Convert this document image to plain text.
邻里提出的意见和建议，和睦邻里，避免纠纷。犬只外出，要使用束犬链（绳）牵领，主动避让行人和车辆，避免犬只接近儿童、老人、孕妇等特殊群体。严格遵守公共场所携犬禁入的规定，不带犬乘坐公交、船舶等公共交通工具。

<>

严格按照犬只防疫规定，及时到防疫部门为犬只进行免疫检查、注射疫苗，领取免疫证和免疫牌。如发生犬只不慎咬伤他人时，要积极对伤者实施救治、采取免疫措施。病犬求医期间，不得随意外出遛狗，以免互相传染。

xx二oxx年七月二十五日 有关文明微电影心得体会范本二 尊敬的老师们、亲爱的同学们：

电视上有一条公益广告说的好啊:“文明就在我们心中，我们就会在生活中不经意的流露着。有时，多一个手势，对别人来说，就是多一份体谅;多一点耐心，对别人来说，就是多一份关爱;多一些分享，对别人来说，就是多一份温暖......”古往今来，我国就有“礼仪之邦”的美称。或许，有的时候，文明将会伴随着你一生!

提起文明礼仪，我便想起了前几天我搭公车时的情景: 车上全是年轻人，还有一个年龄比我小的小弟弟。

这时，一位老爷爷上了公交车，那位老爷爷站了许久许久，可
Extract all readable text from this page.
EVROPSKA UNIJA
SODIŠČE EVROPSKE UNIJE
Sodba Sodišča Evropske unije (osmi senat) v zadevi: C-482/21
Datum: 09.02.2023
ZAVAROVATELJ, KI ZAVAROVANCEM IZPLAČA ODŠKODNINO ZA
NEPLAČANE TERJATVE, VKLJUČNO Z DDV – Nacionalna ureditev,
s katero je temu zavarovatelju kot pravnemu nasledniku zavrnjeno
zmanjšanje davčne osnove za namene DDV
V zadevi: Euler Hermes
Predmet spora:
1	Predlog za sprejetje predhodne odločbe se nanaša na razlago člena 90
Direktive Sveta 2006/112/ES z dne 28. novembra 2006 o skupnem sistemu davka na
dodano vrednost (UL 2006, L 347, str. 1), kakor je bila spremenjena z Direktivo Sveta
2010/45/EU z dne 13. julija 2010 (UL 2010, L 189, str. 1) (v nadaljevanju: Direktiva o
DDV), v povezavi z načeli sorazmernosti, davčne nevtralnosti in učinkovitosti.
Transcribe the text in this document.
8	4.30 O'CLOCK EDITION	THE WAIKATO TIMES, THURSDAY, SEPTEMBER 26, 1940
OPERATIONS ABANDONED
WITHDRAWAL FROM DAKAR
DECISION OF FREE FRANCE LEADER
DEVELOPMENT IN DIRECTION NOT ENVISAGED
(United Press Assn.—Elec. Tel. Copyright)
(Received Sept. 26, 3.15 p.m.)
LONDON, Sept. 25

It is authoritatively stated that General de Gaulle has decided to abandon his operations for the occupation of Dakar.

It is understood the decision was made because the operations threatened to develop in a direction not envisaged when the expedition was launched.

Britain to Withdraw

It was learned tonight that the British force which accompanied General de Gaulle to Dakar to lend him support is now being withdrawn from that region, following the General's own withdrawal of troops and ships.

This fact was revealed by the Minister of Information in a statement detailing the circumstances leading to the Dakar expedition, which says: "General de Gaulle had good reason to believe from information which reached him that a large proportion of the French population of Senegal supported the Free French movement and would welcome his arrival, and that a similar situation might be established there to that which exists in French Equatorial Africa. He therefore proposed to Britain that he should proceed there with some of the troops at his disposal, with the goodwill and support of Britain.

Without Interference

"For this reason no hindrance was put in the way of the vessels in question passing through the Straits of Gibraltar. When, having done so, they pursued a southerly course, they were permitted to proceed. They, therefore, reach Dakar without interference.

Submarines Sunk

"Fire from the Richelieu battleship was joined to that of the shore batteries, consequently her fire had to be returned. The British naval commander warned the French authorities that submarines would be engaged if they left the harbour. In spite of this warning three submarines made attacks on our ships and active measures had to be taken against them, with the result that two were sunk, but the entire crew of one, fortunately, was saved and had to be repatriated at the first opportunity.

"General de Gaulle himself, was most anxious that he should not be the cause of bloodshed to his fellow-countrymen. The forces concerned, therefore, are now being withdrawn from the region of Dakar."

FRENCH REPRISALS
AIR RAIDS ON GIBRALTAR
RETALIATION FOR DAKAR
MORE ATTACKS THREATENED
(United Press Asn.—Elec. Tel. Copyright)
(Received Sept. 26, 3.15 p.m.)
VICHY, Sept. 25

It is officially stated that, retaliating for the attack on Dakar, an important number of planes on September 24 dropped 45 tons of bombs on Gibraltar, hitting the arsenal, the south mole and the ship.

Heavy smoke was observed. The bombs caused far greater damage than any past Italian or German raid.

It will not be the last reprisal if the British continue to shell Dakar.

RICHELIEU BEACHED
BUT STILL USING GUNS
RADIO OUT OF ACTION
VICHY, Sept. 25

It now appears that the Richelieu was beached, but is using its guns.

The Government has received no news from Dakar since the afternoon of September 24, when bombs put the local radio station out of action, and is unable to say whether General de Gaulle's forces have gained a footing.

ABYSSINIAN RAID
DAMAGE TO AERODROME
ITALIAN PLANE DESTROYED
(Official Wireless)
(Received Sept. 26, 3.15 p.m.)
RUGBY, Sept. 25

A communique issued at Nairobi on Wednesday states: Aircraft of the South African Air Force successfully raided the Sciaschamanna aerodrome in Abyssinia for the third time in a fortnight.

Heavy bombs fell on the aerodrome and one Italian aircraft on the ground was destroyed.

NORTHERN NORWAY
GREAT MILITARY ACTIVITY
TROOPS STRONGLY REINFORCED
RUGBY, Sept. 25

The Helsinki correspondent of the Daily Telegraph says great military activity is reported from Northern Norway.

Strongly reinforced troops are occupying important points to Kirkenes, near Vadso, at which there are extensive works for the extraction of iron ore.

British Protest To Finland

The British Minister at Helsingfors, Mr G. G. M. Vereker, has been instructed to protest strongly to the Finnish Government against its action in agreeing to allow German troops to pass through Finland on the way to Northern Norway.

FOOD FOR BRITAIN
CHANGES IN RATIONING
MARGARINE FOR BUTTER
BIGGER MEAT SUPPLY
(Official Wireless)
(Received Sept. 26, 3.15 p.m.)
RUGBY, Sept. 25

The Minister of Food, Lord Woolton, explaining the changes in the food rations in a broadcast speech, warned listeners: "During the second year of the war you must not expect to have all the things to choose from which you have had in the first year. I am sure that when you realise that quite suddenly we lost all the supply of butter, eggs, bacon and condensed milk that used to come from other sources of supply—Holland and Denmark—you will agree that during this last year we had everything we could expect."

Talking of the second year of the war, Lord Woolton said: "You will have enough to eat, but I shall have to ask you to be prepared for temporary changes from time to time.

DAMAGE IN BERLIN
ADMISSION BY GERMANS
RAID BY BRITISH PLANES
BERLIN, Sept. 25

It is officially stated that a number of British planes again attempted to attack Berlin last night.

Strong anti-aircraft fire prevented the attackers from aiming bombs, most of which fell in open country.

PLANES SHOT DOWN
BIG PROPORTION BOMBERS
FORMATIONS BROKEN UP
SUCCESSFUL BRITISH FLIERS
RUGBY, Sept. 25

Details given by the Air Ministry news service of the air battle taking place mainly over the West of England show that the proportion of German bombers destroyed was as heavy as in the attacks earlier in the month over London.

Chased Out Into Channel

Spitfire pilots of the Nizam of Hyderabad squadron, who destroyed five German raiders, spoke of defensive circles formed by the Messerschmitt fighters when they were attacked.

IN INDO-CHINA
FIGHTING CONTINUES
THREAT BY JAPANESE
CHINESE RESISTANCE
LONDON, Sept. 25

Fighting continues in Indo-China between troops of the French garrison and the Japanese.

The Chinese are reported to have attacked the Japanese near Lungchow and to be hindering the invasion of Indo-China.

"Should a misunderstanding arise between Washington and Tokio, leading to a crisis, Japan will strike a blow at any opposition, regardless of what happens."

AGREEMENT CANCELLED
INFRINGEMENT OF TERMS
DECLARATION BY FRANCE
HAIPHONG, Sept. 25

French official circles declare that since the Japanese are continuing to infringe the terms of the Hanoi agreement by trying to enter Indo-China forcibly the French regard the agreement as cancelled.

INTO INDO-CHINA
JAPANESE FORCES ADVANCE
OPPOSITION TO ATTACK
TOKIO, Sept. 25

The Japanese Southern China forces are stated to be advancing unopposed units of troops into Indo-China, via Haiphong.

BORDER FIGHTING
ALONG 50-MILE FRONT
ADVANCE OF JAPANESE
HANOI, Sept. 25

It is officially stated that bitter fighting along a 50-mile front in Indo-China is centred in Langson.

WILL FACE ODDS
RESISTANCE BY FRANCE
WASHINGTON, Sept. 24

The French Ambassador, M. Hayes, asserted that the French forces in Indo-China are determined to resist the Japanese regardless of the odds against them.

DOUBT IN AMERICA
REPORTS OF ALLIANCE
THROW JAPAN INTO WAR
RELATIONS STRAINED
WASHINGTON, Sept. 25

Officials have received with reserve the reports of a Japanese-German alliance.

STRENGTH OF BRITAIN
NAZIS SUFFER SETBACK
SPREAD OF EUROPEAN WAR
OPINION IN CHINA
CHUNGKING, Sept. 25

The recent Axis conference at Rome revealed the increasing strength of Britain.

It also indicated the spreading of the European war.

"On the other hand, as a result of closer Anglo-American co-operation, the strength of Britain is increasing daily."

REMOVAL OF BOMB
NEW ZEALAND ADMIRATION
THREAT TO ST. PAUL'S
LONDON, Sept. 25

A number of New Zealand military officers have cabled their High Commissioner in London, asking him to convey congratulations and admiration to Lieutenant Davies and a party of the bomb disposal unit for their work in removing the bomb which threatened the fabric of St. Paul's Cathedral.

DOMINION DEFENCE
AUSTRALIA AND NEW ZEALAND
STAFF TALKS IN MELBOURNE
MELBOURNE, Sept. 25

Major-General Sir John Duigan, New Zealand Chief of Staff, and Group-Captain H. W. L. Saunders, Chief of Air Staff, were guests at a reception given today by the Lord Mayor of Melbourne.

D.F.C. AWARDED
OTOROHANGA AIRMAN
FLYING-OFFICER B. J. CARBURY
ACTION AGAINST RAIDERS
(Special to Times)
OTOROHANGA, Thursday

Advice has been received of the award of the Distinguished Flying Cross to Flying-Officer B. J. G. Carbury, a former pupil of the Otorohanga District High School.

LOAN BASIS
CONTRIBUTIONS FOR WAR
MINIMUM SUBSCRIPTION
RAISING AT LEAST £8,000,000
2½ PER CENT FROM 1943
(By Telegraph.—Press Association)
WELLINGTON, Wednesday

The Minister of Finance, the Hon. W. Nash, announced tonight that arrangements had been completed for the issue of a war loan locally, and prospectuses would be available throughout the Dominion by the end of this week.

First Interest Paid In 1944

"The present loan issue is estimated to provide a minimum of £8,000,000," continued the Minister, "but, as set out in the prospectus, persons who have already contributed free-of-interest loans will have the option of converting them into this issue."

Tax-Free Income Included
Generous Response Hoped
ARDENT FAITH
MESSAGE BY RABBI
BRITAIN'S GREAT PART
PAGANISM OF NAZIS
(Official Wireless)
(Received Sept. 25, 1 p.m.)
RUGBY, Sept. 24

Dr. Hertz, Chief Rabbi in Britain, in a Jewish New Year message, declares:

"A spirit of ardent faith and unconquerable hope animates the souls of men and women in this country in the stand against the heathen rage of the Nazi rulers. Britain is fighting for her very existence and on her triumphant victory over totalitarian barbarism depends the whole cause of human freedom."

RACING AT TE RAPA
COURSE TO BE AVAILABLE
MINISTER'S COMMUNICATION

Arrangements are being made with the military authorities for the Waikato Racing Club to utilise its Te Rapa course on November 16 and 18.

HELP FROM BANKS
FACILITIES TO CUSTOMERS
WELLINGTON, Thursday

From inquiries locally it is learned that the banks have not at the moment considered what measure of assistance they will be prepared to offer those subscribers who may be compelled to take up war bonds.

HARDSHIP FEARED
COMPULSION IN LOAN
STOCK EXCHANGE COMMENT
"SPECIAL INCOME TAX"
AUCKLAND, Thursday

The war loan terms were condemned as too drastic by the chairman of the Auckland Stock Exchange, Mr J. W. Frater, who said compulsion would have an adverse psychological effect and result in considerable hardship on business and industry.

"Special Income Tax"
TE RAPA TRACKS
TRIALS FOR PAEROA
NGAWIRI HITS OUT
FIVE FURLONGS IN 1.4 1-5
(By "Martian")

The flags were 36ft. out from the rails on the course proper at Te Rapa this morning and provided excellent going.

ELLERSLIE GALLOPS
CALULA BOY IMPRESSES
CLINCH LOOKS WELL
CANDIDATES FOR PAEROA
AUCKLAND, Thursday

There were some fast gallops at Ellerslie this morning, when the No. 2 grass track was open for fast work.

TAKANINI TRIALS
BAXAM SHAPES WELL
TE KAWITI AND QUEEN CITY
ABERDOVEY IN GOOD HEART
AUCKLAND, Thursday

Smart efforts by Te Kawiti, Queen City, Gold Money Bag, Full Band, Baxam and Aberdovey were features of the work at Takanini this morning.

_ _ _ _

YOUR TASK: Find the number of lines in which the word "document" occurs, and write nothing but that number.

RESPONSE TO THIS TASK: 2